* REQUIRED TASK
Go through the listing and copy each line with the string "геологических".

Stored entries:
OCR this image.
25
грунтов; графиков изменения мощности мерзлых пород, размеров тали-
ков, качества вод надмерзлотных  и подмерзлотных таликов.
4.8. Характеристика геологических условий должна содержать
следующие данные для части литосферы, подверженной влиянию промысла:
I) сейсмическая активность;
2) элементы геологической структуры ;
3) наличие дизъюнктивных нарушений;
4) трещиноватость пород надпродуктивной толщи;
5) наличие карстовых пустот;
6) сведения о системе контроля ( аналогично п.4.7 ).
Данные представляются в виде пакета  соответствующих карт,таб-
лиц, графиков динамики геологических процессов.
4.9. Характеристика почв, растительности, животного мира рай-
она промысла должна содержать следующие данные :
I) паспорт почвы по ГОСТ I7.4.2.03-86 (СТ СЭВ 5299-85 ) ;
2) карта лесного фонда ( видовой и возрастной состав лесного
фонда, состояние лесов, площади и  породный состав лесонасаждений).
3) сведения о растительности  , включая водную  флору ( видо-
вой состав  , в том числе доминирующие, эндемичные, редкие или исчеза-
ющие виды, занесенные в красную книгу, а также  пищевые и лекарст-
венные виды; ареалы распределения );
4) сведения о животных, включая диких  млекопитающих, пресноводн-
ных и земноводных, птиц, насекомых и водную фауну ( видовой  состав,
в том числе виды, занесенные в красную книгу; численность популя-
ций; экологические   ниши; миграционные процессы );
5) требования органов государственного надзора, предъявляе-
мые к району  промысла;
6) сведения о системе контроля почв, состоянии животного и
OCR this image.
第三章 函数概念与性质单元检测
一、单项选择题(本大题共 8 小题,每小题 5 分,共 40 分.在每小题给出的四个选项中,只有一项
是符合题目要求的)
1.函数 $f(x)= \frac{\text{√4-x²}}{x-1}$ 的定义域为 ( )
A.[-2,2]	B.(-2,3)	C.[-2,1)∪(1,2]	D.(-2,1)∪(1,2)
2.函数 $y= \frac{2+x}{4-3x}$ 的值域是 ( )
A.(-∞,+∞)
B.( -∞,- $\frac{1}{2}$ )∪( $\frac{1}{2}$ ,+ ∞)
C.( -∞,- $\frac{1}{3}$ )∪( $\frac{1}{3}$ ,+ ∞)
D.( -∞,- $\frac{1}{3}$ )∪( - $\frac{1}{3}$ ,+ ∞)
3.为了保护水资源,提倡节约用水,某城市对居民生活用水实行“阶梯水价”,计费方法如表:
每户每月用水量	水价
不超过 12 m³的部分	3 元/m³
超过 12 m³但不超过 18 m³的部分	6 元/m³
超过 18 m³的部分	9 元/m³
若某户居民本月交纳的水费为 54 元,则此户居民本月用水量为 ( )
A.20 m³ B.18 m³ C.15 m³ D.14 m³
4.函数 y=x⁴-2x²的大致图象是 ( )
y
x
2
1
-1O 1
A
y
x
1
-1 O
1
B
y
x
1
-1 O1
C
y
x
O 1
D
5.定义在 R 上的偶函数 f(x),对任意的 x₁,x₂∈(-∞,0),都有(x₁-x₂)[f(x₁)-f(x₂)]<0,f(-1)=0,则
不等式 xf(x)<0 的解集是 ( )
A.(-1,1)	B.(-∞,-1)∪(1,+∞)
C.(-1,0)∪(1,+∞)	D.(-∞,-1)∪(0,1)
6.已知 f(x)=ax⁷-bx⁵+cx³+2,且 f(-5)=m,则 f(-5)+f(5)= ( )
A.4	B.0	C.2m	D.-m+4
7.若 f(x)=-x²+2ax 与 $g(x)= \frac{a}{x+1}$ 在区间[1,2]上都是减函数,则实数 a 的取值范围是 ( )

* PROBLEM SOLUTION
4.8. Характеристика геологических условий должна содержать
лиц, графиков динамики геологических процессов.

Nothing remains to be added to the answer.